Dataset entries
___

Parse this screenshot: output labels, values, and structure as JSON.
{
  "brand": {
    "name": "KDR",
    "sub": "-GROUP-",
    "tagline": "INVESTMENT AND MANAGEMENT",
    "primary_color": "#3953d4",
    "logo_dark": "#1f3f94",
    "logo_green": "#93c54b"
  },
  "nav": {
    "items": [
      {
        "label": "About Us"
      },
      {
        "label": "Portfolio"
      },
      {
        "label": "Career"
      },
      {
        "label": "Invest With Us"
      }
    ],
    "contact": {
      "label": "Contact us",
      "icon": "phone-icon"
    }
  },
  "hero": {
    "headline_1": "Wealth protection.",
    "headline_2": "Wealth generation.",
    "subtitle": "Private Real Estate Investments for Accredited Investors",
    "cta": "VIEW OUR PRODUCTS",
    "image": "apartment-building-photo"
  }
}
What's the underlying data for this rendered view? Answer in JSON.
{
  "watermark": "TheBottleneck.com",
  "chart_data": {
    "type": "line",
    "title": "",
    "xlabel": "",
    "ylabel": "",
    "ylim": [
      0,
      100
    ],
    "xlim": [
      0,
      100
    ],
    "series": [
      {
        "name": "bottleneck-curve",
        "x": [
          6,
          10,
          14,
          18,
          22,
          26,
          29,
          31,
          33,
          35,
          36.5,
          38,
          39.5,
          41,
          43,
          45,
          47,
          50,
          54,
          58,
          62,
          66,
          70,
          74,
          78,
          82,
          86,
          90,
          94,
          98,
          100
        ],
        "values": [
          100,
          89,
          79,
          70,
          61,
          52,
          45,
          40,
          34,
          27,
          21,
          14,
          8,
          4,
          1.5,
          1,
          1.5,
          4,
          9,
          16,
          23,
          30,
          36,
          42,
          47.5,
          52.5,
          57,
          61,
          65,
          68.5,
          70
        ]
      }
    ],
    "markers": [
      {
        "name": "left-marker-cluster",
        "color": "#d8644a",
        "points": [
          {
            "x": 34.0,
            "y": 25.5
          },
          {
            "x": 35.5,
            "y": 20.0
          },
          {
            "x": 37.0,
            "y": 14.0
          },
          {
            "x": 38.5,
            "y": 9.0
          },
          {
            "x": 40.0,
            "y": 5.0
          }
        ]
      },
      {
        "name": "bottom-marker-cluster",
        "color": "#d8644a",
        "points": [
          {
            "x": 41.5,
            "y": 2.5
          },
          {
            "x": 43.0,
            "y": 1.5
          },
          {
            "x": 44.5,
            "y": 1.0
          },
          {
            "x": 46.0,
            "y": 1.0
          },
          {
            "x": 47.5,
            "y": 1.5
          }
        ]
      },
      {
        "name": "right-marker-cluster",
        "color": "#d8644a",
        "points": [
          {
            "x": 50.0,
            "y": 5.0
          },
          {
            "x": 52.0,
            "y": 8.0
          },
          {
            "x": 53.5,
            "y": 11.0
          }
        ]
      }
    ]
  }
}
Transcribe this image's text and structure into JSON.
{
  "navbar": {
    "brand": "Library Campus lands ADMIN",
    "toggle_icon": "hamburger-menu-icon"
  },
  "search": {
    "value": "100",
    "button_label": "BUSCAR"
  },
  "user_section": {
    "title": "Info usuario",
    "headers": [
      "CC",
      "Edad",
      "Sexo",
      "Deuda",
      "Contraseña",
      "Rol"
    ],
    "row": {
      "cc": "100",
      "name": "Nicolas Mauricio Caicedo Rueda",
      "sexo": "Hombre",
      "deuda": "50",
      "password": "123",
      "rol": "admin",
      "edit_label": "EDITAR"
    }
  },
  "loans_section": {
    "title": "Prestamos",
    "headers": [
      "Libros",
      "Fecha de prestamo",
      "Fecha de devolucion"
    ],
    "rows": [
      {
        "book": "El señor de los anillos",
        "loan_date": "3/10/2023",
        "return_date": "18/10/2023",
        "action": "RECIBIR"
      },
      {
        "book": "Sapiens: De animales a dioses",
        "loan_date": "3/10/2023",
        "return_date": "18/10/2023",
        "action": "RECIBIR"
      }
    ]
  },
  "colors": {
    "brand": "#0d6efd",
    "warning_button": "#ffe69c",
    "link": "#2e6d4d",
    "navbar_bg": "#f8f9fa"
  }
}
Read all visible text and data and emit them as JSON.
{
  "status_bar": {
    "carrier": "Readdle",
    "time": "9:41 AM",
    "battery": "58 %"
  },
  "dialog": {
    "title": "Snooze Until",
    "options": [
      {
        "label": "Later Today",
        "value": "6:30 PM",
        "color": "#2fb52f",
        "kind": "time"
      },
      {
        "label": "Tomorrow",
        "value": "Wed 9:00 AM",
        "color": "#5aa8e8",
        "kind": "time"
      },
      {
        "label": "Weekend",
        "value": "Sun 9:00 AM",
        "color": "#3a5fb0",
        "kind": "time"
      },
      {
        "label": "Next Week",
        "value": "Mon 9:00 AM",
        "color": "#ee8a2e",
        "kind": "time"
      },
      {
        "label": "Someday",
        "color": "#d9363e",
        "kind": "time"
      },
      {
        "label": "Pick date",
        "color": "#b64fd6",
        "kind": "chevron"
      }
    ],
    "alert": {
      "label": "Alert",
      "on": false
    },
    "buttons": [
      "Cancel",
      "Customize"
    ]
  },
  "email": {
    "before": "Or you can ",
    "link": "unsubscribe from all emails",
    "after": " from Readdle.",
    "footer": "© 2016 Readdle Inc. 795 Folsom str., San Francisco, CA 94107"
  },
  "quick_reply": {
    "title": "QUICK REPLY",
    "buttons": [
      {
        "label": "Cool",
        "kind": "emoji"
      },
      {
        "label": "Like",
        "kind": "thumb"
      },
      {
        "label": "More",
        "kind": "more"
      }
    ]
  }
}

___

WHAT YOU WILL DO:
Write out the complete set of records exactly as given.

THE COMPLETED TASK:
Parse this screenshot: output labels, values, and structure as JSON.
{
  "brand": {
    "name": "KDR",
    "sub": "-GROUP-",
    "tagline": "INVESTMENT AND MANAGEMENT",
    "primary_color": "#3953d4",
    "logo_dark": "#1f3f94",
    "logo_green": "#93c54b"
  },
  "nav": {
    "items": [
      {
        "label": "About Us"
      },
      {
        "label": "Portfolio"
      },
      {
        "label": "Career"
      },
      {
        "label": "Invest With Us"
      }
    ],
    "contact": {
      "label": "Contact us",
      "icon": "phone-icon"
    }
  },
  "hero": {
    "headline_1": "Wealth protection.",
    "headline_2": "Wealth generation.",
    "subtitle": "Private Real Estate Investments for Accredited Investors",
    "cta": "VIEW OUR PRODUCTS",
    "image": "apartment-building-photo"
  }
}
What's the underlying data for this rendered view? Answer in JSON.
{
  "watermark": "TheBottleneck.com",
  "chart_data": {
    "type": "line",
    "title": "",
    "xlabel": "",
    "ylabel": "",
    "ylim": [
      0,
      100
    ],
    "xlim": [
      0,
      100
    ],
    "series": [
      {
        "name": "bottleneck-curve",
        "x": [
          6,
          10,
          14,
          18,
          22,
          26,
          29,
          31,
          33,
          35,
          36.5,
          38,
          39.5,
          41,
          43,
          45,
          47,
          50,
          54,
          58,
          62,
          66,
          70,
          74,
          78,
          82,
          86,
          90,
          94,
          98,
          100
        ],
        "values": [
          100,
          89,
          79,
          70,
          61,
          52,
          45,
          40,
          34,
          27,
          21,
          14,
          8,
          4,
          1.5,
          1,
          1.5,
          4,
          9,
          16,
          23,
          30,
          36,
          42,
          47.5,
          52.5,
          57,
          61,
          65,
          68.5,
          70
        ]
      }
    ],
    "markers": [
      {
        "name": "left-marker-cluster",
        "color": "#d8644a",
        "points": [
          {
            "x": 34.0,
            "y": 25.5
          },
          {
            "x": 35.5,
            "y": 20.0
          },
          {
            "x": 37.0,
            "y": 14.0
          },
          {
            "x": 38.5,
            "y": 9.0
          },
          {
            "x": 40.0,
            "y": 5.0
          }
        ]
      },
      {
        "name": "bottom-marker-cluster",
        "color": "#d8644a",
        "points": [
          {
            "x": 41.5,
            "y": 2.5
          },
          {
            "x": 43.0,
            "y": 1.5
          },
          {
            "x": 44.5,
            "y": 1.0
          },
          {
            "x": 46.0,
            "y": 1.0
          },
          {
            "x": 47.5,
            "y": 1.5
          }
        ]
      },
      {
        "name": "right-marker-cluster",
        "color": "#d8644a",
        "points": [
          {
            "x": 50.0,
            "y": 5.0
          },
          {
            "x": 52.0,
            "y": 8.0
          },
          {
            "x": 53.5,
            "y": 11.0
          }
        ]
      }
    ]
  }
}
Transcribe this image's text and structure into JSON.
{
  "navbar": {
    "brand": "Library Campus lands ADMIN",
    "toggle_icon": "hamburger-menu-icon"
  },
  "search": {
    "value": "100",
    "button_label": "BUSCAR"
  },
  "user_section": {
    "title": "Info usuario",
    "headers": [
      "CC",
      "Edad",
      "Sexo",
      "Deuda",
      "Contraseña",
      "Rol"
    ],
    "row": {
      "cc": "100",
      "name": "Nicolas Mauricio Caicedo Rueda",
      "sexo": "Hombre",
      "deuda": "50",
      "password": "123",
      "rol": "admin",
      "edit_label": "EDITAR"
    }
  },
  "loans_section": {
    "title": "Prestamos",
    "headers": [
      "Libros",
      "Fecha de prestamo",
      "Fecha de devolucion"
    ],
    "rows": [
      {
        "book": "El señor de los anillos",
        "loan_date": "3/10/2023",
        "return_date": "18/10/2023",
        "action": "RECIBIR"
      },
      {
        "book": "Sapiens: De animales a dioses",
        "loan_date": "3/10/2023",
        "return_date": "18/10/2023",
        "action": "RECIBIR"
      }
    ]
  },
  "colors": {
    "brand": "#0d6efd",
    "warning_button": "#ffe69c",
    "link": "#2e6d4d",
    "navbar_bg": "#f8f9fa"
  }
}
Read all visible text and data and emit them as JSON.
{
  "status_bar": {
    "carrier": "Readdle",
    "time": "9:41 AM",
    "battery": "58 %"
  },
  "dialog": {
    "title": "Snooze Until",
    "options": [
      {
        "label": "Later Today",
        "value": "6:30 PM",
        "color": "#2fb52f",
        "kind": "time"
      },
      {
        "label": "Tomorrow",
        "value": "Wed 9:00 AM",
        "color": "#5aa8e8",
        "kind": "time"
      },
      {
        "label": "Weekend",
        "value": "Sun 9:00 AM",
        "color": "#3a5fb0",
        "kind": "time"
      },
      {
        "label": "Next Week",
        "value": "Mon 9:00 AM",
        "color": "#ee8a2e",
        "kind": "time"
      },
      {
        "label": "Someday",
        "color": "#d9363e",
        "kind": "time"
      },
      {
        "label": "Pick date",
        "color": "#b64fd6",
        "kind": "chevron"
      }
    ],
    "alert": {
      "label": "Alert",
      "on": false
    },
    "buttons": [
      "Cancel",
      "Customize"
    ]
  },
  "email": {
    "before": "Or you can ",
    "link": "unsubscribe from all emails",
    "after": " from Readdle.",
    "footer": "© 2016 Readdle Inc. 795 Folsom str., San Francisco, CA 94107"
  },
  "quick_reply": {
    "title": "QUICK REPLY",
    "buttons": [
      {
        "label": "Cool",
        "kind": "emoji"
      },
      {
        "label": "Like",
        "kind": "thumb"
      },
      {
        "label": "More",
        "kind": "more"
      }
    ]
  }
}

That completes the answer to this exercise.